• _Task to carry out_
Copy out every line exactly as given.

• _Information supplied_
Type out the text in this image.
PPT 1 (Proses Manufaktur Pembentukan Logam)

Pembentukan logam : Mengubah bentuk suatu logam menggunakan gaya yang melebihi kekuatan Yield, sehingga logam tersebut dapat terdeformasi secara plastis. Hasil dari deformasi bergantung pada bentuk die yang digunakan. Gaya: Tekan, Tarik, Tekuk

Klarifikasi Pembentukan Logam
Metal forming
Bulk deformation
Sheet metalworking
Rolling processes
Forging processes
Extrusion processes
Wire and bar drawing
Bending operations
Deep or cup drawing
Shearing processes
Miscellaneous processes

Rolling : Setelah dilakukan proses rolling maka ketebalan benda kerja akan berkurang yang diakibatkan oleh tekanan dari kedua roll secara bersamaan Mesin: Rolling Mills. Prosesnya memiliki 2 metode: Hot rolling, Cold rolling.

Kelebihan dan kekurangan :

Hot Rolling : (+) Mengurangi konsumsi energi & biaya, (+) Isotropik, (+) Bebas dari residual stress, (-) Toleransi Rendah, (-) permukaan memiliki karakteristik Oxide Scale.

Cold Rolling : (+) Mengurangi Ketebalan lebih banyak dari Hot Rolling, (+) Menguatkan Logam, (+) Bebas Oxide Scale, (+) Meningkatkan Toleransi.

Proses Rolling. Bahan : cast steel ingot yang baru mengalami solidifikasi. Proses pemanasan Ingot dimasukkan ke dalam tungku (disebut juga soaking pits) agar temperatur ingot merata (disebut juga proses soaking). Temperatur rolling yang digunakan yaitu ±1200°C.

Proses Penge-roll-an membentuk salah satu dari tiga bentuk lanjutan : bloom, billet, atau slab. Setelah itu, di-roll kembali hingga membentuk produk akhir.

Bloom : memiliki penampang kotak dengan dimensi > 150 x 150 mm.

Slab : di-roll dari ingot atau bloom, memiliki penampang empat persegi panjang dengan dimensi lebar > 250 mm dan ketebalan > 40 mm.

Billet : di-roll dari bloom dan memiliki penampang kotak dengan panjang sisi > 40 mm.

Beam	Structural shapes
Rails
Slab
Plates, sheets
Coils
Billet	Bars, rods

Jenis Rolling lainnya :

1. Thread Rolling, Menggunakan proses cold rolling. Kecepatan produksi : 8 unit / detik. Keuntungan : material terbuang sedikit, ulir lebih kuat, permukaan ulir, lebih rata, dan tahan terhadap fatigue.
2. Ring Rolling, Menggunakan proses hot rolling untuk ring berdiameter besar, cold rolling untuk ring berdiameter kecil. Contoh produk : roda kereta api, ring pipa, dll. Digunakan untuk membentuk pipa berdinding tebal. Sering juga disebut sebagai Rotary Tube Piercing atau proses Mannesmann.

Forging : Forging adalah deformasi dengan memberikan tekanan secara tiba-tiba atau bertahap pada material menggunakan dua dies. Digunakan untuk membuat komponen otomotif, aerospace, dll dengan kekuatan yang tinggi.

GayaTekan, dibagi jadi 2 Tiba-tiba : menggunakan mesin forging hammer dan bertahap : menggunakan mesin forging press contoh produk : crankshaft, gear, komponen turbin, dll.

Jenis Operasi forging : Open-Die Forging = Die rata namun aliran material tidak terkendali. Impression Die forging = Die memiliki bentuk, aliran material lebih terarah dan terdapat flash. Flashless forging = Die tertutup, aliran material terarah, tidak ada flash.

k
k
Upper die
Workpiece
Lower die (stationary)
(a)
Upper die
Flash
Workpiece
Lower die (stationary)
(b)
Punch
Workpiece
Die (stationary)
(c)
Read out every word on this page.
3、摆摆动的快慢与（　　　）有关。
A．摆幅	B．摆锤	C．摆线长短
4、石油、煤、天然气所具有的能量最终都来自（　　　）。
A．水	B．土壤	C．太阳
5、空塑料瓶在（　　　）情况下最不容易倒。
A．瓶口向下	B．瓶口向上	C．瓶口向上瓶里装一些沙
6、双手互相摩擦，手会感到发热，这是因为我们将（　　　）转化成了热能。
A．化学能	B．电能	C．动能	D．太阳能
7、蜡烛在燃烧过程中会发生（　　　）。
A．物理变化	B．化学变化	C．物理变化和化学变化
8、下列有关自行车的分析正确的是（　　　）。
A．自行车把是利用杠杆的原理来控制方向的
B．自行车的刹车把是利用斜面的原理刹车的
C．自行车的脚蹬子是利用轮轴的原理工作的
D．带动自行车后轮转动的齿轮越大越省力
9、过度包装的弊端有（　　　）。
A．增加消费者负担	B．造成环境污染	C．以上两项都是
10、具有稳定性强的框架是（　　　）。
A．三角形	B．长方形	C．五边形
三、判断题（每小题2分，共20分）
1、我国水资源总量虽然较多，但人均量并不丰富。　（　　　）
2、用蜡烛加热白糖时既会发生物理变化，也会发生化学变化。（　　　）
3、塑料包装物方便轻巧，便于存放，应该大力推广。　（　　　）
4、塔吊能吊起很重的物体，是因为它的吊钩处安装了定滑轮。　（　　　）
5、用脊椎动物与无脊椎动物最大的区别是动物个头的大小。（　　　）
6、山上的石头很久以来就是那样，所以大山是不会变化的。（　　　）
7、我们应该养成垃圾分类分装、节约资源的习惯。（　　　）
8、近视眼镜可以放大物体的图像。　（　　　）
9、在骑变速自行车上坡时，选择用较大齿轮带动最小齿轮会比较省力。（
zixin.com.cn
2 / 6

• _Response_
Type out the text in this image.
PPT 1 (Proses Manufaktur Pembentukan Logam)

Pembentukan logam : Mengubah bentuk suatu logam menggunakan gaya yang melebihi kekuatan Yield, sehingga logam tersebut dapat terdeformasi secara plastis. Hasil dari deformasi bergantung pada bentuk die yang digunakan. Gaya: Tekan, Tarik, Tekuk

Klarifikasi Pembentukan Logam
Metal forming
Bulk deformation
Sheet metalworking
Rolling processes
Forging processes
Extrusion processes
Wire and bar drawing
Bending operations
Deep or cup drawing
Shearing processes
Miscellaneous processes

Rolling : Setelah dilakukan proses rolling maka ketebalan benda kerja akan berkurang yang diakibatkan oleh tekanan dari kedua roll secara bersamaan Mesin: Rolling Mills. Prosesnya memiliki 2 metode: Hot rolling, Cold rolling.

Kelebihan dan kekurangan :

Hot Rolling : (+) Mengurangi konsumsi energi & biaya, (+) Isotropik, (+) Bebas dari residual stress, (-) Toleransi Rendah, (-) permukaan memiliki karakteristik Oxide Scale.

Cold Rolling : (+) Mengurangi Ketebalan lebih banyak dari Hot Rolling, (+) Menguatkan Logam, (+) Bebas Oxide Scale, (+) Meningkatkan Toleransi.

Proses Rolling. Bahan : cast steel ingot yang baru mengalami solidifikasi. Proses pemanasan Ingot dimasukkan ke dalam tungku (disebut juga soaking pits) agar temperatur ingot merata (disebut juga proses soaking). Temperatur rolling yang digunakan yaitu ±1200°C.

Proses Penge-roll-an membentuk salah satu dari tiga bentuk lanjutan : bloom, billet, atau slab. Setelah itu, di-roll kembali hingga membentuk produk akhir.

Bloom : memiliki penampang kotak dengan dimensi > 150 x 150 mm.

Slab : di-roll dari ingot atau bloom, memiliki penampang empat persegi panjang dengan dimensi lebar > 250 mm dan ketebalan > 40 mm.

Billet : di-roll dari bloom dan memiliki penampang kotak dengan panjang sisi > 40 mm.

Beam	Structural shapes
Rails
Slab
Plates, sheets
Coils
Billet	Bars, rods

Jenis Rolling lainnya :

1. Thread Rolling, Menggunakan proses cold rolling. Kecepatan produksi : 8 unit / detik. Keuntungan : material terbuang sedikit, ulir lebih kuat, permukaan ulir, lebih rata, dan tahan terhadap fatigue.
2. Ring Rolling, Menggunakan proses hot rolling untuk ring berdiameter besar, cold rolling untuk ring berdiameter kecil. Contoh produk : roda kereta api, ring pipa, dll. Digunakan untuk membentuk pipa berdinding tebal. Sering juga disebut sebagai Rotary Tube Piercing atau proses Mannesmann.

Forging : Forging adalah deformasi dengan memberikan tekanan secara tiba-tiba atau bertahap pada material menggunakan dua dies. Digunakan untuk membuat komponen otomotif, aerospace, dll dengan kekuatan yang tinggi.

GayaTekan, dibagi jadi 2 Tiba-tiba : menggunakan mesin forging hammer dan bertahap : menggunakan mesin forging press contoh produk : crankshaft, gear, komponen turbin, dll.

Jenis Operasi forging : Open-Die Forging = Die rata namun aliran material tidak terkendali. Impression Die forging = Die memiliki bentuk, aliran material lebih terarah dan terdapat flash. Flashless forging = Die tertutup, aliran material terarah, tidak ada flash.

k
k
Upper die
Workpiece
Lower die (stationary)
(a)
Upper die
Flash
Workpiece
Lower die (stationary)
(b)
Punch
Workpiece
Die (stationary)
(c)
Read out every word on this page.
3、摆摆动的快慢与（　　　）有关。
A．摆幅	B．摆锤	C．摆线长短
4、石油、煤、天然气所具有的能量最终都来自（　　　）。
A．水	B．土壤	C．太阳
5、空塑料瓶在（　　　）情况下最不容易倒。
A．瓶口向下	B．瓶口向上	C．瓶口向上瓶里装一些沙
6、双手互相摩擦，手会感到发热，这是因为我们将（　　　）转化成了热能。
A．化学能	B．电能	C．动能	D．太阳能
7、蜡烛在燃烧过程中会发生（　　　）。
A．物理变化	B．化学变化	C．物理变化和化学变化
8、下列有关自行车的分析正确的是（　　　）。
A．自行车把是利用杠杆的原理来控制方向的
B．自行车的刹车把是利用斜面的原理刹车的
C．自行车的脚蹬子是利用轮轴的原理工作的
D．带动自行车后轮转动的齿轮越大越省力
9、过度包装的弊端有（　　　）。
A．增加消费者负担	B．造成环境污染	C．以上两项都是
10、具有稳定性强的框架是（　　　）。
A．三角形	B．长方形	C．五边形
三、判断题（每小题2分，共20分）
1、我国水资源总量虽然较多，但人均量并不丰富。　（　　　）
2、用蜡烛加热白糖时既会发生物理变化，也会发生化学变化。（　　　）
3、塑料包装物方便轻巧，便于存放，应该大力推广。　（　　　）
4、塔吊能吊起很重的物体，是因为它的吊钩处安装了定滑轮。　（　　　）
5、用脊椎动物与无脊椎动物最大的区别是动物个头的大小。（　　　）
6、山上的石头很久以来就是那样，所以大山是不会变化的。（　　　）
7、我们应该养成垃圾分类分装、节约资源的习惯。（　　　）
8、近视眼镜可以放大物体的图像。　（　　　）
9、在骑变速自行车上坡时，选择用较大齿轮带动最小齿轮会比较省力。（
zixin.com.cn
2 / 6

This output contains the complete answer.